> _What you need to do_:
Pull each line containing "大理市上关镇洱海和环境保护服务中心" out of the data and copy it.

> _Record excerpts_:
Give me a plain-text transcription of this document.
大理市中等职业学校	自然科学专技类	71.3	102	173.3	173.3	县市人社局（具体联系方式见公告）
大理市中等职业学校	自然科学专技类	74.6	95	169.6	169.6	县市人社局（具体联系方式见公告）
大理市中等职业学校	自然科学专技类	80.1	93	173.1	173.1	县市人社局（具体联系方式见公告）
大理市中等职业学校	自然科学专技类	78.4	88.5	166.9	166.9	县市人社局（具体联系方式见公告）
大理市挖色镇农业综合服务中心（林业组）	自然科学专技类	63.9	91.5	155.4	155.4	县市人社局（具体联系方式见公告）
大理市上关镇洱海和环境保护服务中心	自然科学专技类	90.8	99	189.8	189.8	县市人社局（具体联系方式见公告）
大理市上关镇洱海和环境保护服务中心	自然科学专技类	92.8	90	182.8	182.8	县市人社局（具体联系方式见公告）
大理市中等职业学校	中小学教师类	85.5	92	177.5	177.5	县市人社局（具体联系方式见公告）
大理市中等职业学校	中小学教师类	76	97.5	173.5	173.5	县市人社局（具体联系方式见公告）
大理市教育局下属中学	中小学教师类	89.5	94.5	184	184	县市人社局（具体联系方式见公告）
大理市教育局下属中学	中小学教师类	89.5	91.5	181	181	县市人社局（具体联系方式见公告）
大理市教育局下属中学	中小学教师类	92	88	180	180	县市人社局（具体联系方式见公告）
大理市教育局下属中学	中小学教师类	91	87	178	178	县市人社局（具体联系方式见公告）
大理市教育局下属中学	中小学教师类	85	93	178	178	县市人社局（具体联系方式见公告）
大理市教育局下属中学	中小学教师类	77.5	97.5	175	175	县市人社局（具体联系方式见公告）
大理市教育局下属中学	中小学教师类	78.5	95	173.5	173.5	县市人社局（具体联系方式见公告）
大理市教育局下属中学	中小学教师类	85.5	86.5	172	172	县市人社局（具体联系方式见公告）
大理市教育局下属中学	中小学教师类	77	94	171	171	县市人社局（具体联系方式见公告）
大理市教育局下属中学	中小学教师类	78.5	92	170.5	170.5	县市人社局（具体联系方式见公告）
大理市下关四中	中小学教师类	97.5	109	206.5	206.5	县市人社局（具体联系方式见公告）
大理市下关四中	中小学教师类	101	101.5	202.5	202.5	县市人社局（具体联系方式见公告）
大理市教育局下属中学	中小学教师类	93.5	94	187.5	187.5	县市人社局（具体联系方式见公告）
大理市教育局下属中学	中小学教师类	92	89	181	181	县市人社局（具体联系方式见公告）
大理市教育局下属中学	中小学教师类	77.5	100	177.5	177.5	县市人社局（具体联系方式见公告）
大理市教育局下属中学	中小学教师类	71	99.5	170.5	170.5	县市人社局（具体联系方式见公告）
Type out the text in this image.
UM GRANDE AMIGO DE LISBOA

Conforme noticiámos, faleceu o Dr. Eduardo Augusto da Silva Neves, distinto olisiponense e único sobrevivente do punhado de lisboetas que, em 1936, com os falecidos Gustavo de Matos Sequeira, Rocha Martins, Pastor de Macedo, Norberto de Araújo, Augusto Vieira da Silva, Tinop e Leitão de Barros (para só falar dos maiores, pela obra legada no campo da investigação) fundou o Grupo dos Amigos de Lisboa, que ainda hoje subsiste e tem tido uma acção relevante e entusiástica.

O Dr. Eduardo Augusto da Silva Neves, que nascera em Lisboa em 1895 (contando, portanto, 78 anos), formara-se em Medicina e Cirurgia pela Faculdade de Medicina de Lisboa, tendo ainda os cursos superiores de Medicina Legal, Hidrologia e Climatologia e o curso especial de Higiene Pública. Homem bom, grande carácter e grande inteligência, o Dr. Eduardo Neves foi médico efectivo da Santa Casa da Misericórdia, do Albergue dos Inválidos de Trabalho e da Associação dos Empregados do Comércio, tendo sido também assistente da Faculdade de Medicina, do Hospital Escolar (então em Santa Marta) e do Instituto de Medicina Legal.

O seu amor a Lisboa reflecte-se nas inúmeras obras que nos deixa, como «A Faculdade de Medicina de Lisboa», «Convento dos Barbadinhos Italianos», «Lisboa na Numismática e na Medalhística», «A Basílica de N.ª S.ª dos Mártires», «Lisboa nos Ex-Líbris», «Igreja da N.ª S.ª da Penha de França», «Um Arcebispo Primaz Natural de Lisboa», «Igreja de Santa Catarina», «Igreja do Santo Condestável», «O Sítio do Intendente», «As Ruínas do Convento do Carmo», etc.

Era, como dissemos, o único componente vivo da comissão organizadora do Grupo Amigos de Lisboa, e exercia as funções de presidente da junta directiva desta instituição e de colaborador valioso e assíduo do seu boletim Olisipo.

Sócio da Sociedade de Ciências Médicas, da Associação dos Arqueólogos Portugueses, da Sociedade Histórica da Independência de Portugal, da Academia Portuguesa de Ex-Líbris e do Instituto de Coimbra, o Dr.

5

> _Completed exercise_:
大理市上关镇洱海和环境保护服务中心	自然科学专技类	90.8	99	189.8	189.8	县市人社局（具体联系方式见公告）
大理市上关镇洱海和环境保护服务中心	自然科学专技类	92.8	90	182.8	182.8	县市人社局（具体联系方式见公告）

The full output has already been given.